◆ The request
Select every line holding the word "left" and copy it.

◆ Excerpted data
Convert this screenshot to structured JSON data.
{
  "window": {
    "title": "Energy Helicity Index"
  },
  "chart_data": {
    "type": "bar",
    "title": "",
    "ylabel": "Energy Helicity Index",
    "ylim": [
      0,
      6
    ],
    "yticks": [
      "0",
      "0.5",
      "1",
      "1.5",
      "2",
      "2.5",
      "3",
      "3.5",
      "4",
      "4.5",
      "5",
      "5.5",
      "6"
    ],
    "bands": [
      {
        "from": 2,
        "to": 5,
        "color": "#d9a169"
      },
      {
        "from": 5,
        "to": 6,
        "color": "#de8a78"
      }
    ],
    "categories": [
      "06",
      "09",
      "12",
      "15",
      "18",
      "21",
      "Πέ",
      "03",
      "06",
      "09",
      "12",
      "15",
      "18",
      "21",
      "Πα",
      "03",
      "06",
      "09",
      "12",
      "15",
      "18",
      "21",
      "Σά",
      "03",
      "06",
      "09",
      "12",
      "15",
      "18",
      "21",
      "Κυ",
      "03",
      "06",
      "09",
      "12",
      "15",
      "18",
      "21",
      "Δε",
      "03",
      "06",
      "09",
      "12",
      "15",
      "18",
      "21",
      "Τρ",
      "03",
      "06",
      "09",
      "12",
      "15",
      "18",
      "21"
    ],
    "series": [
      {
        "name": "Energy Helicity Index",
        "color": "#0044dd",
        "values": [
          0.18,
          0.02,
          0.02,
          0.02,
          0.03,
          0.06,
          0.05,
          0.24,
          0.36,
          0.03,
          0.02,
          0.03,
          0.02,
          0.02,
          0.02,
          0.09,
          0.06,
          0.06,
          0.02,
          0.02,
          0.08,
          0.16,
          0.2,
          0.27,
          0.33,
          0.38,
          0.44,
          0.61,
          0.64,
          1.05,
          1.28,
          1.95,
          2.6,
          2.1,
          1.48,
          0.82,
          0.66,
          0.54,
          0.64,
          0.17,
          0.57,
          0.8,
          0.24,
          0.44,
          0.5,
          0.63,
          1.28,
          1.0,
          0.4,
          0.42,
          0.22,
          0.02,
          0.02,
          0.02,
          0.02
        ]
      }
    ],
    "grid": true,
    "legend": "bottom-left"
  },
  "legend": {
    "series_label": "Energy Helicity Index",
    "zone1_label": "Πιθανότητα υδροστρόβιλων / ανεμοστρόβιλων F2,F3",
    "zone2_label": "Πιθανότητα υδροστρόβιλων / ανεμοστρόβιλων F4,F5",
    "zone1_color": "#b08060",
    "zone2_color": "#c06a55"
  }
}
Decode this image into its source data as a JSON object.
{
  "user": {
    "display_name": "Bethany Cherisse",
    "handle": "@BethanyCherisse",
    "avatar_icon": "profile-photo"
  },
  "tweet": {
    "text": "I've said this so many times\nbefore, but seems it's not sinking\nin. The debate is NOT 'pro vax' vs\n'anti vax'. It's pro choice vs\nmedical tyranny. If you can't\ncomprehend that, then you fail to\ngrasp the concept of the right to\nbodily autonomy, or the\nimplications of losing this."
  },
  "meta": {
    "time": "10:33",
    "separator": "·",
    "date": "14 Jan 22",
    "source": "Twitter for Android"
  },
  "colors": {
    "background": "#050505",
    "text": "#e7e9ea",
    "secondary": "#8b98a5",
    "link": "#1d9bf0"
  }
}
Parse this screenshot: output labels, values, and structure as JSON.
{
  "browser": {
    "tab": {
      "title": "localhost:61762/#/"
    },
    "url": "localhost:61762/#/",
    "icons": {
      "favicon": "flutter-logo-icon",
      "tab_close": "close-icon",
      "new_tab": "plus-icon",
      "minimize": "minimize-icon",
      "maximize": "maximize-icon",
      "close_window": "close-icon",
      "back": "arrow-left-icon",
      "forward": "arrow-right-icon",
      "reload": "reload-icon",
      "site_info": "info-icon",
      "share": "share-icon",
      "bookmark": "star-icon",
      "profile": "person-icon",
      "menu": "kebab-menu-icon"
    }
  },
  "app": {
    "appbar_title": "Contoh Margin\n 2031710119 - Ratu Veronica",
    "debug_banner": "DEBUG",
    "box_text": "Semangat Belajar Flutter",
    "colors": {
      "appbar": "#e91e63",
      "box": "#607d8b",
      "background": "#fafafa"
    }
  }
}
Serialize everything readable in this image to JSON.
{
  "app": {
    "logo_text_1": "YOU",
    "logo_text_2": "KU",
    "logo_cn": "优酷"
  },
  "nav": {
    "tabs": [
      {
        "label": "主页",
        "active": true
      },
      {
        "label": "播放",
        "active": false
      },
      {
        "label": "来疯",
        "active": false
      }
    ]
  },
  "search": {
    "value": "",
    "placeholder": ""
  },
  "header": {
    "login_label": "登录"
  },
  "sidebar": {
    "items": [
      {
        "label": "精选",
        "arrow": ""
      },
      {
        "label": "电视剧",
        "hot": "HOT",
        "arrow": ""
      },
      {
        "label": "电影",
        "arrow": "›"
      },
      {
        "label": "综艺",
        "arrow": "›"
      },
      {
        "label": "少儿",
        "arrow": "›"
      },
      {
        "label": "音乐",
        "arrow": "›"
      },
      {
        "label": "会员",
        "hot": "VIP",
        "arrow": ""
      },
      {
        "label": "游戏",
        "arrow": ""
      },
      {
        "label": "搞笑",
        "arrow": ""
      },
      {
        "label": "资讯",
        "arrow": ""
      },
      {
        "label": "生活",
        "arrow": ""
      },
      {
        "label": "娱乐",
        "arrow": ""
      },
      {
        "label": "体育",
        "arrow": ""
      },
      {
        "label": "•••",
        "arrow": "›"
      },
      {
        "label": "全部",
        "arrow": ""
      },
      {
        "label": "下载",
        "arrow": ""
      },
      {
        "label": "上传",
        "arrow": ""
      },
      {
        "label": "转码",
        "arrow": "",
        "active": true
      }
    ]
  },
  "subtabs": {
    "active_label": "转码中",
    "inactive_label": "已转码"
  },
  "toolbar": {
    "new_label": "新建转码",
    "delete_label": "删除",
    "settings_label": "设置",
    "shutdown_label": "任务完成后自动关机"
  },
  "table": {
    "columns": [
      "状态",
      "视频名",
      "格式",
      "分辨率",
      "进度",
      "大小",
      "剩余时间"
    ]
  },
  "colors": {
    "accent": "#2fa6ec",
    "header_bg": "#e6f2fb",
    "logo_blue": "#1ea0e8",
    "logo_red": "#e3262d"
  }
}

◆ Solved problem
    "legend": "bottom-left"
      "back": "arrow-left-icon",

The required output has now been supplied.